» **Set exercise**: Report the number of lines in the entries below that include the word "Write", and nothing else.

# Start of Material for the task

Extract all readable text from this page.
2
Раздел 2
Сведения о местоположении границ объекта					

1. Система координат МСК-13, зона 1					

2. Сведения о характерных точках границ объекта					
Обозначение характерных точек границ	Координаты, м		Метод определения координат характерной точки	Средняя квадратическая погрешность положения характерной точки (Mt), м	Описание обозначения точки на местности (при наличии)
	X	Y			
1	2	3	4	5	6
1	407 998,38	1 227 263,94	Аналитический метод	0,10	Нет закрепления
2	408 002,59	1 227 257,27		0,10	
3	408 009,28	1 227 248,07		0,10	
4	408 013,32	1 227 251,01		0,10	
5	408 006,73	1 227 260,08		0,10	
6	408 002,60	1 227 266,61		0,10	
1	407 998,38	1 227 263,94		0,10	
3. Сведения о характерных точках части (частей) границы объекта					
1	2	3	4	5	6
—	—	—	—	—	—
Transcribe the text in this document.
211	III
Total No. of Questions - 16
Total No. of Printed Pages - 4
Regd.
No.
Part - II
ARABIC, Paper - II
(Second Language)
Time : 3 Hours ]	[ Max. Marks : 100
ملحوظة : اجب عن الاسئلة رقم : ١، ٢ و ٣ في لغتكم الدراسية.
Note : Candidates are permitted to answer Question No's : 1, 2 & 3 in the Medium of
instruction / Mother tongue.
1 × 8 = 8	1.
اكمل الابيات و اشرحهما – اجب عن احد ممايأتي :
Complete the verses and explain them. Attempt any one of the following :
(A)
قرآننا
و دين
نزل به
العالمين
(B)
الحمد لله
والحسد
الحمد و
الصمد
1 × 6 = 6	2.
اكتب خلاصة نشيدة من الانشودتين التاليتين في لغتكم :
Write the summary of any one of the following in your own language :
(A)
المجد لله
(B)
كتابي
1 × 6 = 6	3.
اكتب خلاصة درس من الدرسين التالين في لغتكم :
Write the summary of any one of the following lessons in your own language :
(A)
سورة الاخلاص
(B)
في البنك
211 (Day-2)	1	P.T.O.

# End of Material for the task

» **Task answer**: 2